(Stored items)
- - - - -

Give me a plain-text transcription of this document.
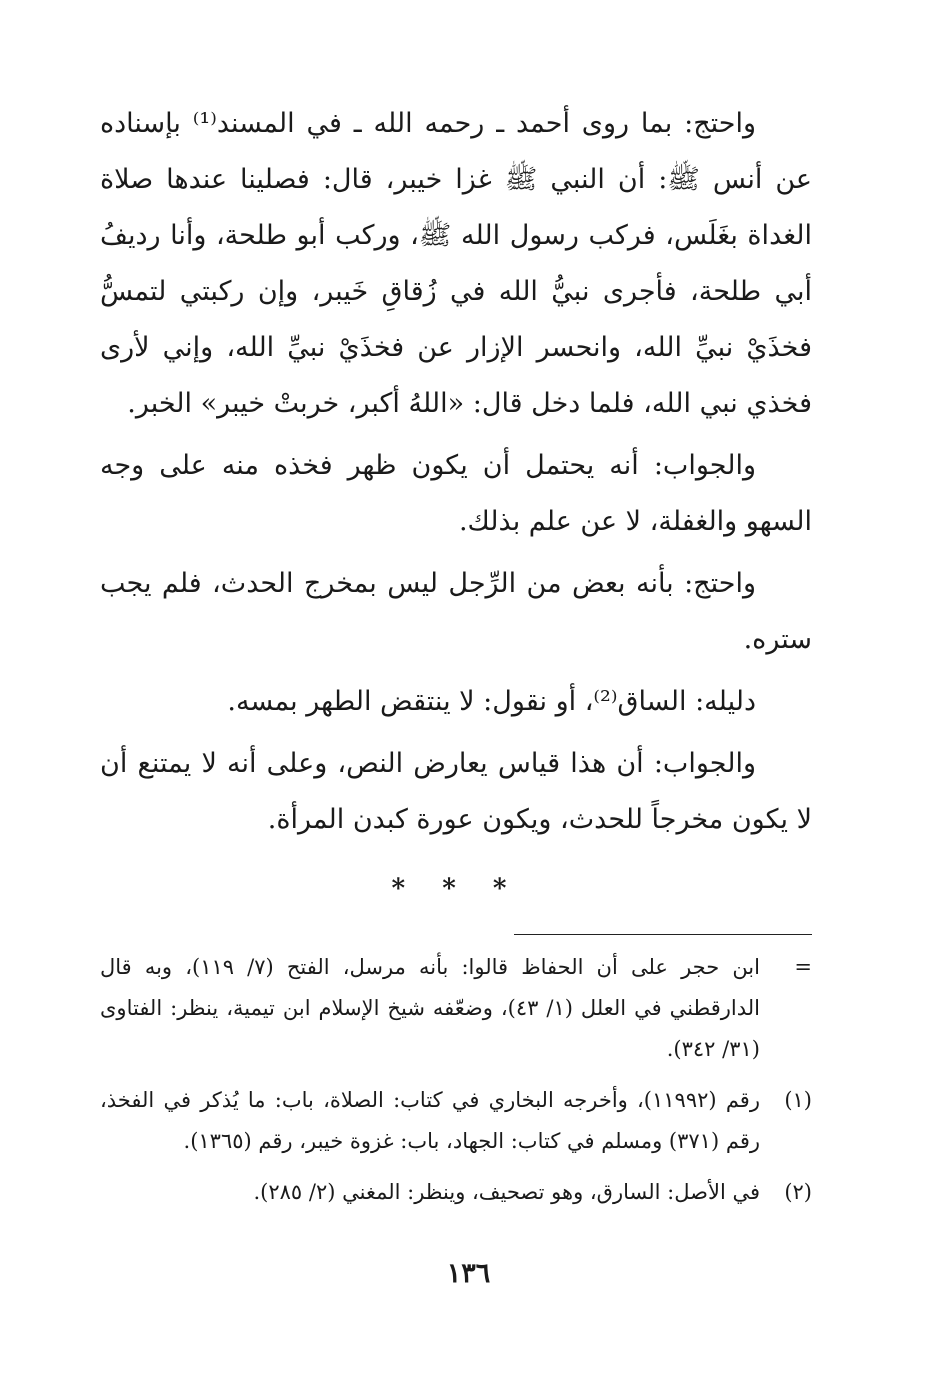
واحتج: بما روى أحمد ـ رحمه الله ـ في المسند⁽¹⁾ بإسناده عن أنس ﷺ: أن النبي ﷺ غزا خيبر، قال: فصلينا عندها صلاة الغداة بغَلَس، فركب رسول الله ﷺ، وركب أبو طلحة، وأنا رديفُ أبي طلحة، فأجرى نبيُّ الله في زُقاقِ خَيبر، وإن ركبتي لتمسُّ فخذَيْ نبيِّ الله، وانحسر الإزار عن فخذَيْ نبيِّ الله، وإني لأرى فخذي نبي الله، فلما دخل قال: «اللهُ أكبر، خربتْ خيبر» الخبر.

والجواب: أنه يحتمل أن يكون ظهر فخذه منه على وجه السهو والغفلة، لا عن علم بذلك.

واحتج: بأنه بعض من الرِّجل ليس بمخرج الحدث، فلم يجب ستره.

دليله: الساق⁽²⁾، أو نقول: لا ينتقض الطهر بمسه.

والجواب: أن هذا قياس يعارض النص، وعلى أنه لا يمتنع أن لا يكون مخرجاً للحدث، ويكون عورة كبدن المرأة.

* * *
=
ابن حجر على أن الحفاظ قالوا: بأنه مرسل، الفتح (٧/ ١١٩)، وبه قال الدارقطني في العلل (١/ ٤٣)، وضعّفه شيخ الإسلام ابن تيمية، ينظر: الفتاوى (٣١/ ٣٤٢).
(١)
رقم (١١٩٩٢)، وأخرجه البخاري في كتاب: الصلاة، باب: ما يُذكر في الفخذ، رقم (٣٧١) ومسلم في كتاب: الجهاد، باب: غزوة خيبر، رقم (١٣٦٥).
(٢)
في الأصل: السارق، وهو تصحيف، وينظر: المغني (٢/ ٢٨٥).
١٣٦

- - - - -

Look through the listing above and count the lines where the string "والجواب" appears. Report the number only.

▶ **EXERCISE SOLUTION**
2